* _Stored records_:
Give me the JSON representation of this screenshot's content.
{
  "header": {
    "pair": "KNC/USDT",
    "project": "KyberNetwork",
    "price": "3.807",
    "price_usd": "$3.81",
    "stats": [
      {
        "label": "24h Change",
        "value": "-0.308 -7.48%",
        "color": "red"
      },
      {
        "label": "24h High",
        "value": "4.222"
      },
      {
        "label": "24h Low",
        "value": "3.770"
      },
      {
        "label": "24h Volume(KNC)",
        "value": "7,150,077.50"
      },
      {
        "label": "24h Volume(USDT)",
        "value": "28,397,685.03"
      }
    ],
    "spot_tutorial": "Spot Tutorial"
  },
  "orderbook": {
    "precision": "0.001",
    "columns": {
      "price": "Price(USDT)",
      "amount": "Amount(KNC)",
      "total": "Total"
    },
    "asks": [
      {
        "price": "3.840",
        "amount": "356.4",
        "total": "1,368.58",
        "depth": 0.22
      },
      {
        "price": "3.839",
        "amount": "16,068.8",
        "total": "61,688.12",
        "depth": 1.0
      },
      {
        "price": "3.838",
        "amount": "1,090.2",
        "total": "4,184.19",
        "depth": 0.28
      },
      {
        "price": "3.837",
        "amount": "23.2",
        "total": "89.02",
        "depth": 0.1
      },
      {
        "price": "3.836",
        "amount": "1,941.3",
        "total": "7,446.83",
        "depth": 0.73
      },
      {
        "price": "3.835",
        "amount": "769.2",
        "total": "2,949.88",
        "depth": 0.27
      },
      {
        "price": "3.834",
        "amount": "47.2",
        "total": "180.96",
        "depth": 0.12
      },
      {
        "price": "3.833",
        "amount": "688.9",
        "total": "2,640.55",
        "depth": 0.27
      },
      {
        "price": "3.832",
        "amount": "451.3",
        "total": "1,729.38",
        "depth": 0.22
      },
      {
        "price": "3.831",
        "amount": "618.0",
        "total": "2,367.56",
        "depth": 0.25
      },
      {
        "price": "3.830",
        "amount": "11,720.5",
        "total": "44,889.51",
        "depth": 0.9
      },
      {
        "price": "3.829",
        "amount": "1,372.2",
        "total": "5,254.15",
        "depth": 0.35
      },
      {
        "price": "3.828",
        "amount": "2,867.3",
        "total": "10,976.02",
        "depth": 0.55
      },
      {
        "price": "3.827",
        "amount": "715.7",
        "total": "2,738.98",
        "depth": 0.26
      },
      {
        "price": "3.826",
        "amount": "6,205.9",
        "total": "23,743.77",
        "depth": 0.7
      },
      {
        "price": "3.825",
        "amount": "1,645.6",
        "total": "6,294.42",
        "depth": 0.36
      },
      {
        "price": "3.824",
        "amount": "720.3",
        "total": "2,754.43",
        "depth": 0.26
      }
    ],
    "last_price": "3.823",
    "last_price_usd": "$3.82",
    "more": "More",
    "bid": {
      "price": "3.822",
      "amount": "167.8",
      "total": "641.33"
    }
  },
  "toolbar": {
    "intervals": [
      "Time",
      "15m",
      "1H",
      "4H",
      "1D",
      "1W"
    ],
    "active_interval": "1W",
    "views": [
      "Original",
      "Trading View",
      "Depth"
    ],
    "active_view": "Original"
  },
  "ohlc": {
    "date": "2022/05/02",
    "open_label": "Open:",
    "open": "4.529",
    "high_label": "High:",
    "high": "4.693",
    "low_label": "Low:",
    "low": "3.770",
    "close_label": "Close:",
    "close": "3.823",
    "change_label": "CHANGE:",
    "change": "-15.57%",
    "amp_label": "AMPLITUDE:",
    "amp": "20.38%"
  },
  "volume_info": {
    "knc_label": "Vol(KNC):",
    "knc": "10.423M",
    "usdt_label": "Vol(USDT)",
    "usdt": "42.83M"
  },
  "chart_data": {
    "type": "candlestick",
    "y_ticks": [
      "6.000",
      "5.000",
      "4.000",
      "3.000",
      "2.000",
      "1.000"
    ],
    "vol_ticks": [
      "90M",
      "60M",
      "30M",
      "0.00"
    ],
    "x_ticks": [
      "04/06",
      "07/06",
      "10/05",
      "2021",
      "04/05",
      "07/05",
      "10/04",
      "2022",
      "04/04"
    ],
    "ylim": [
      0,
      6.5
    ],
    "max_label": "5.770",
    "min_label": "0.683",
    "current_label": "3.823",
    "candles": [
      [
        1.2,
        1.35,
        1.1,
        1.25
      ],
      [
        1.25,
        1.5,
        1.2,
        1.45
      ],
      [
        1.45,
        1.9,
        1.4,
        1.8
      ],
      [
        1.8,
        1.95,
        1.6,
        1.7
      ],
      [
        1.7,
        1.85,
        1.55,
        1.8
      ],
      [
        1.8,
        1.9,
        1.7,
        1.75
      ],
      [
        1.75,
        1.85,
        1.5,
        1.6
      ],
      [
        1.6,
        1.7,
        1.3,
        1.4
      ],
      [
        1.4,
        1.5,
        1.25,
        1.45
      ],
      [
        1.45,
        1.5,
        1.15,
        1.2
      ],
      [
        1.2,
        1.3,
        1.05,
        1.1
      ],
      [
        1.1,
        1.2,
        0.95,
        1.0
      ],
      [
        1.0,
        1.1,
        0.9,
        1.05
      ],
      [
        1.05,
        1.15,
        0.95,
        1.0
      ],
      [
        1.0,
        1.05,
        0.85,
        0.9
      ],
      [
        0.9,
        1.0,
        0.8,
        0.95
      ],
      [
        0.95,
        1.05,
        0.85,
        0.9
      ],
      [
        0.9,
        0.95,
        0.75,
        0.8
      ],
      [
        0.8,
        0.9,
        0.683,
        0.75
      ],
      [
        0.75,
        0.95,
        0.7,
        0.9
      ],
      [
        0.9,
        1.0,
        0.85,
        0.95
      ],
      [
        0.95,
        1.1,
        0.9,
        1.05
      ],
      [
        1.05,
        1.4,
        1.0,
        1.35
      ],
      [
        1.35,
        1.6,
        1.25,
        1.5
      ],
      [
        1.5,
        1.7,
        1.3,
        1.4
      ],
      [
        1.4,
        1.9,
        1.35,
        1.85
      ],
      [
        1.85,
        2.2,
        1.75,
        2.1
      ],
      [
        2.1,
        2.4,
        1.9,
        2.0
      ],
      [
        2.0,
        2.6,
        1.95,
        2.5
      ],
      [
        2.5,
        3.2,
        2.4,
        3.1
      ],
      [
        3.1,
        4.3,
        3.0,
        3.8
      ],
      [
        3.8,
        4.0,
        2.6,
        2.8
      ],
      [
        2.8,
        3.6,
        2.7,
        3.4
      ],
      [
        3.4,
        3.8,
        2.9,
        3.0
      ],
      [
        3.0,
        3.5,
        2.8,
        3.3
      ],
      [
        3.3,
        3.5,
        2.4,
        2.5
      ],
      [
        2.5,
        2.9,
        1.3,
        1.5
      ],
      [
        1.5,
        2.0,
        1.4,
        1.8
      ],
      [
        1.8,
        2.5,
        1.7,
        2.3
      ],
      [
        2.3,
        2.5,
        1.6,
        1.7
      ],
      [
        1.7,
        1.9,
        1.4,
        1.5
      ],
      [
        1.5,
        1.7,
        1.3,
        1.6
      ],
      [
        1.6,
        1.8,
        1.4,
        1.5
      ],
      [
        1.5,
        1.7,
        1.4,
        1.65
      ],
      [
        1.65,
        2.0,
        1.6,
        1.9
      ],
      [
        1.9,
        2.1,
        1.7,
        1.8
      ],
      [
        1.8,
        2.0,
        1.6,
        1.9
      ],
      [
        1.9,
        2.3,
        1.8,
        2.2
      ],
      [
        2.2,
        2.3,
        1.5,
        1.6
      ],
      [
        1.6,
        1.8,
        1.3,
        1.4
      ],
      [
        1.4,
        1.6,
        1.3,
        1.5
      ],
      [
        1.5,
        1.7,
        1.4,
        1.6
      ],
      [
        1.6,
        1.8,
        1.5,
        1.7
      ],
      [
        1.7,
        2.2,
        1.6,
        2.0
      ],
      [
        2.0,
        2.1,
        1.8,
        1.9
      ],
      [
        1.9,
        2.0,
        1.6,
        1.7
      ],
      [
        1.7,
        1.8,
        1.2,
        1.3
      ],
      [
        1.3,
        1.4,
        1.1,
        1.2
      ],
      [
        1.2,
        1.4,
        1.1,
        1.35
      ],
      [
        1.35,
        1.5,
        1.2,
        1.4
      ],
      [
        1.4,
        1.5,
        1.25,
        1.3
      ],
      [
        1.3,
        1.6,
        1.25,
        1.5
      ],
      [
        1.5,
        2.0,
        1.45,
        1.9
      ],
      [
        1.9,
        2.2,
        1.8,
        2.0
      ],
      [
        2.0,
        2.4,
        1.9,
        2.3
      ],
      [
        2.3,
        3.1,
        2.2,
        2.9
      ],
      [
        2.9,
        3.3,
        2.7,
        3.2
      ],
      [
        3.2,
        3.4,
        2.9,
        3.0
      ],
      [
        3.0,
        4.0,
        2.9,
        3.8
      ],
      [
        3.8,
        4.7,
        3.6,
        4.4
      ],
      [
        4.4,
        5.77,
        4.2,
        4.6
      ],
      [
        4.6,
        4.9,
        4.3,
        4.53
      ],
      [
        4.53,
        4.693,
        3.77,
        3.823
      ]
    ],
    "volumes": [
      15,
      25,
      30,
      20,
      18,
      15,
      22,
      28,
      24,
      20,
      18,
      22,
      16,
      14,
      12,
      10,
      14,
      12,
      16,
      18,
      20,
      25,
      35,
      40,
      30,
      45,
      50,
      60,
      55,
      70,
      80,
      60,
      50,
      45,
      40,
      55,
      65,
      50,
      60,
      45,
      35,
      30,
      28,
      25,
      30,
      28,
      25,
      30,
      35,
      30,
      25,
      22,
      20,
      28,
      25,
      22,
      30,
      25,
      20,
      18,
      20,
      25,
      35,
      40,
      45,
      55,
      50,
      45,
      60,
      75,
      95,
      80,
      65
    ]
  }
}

* _Work instructions_: Your task is to collect every line above that contains the word "value".

* _Answer to this task_:
        "value": "-0.308 -7.48%",
        "value": "4.222"
        "value": "3.770"
        "value": "7,150,077.50"
        "value": "28,397,685.03"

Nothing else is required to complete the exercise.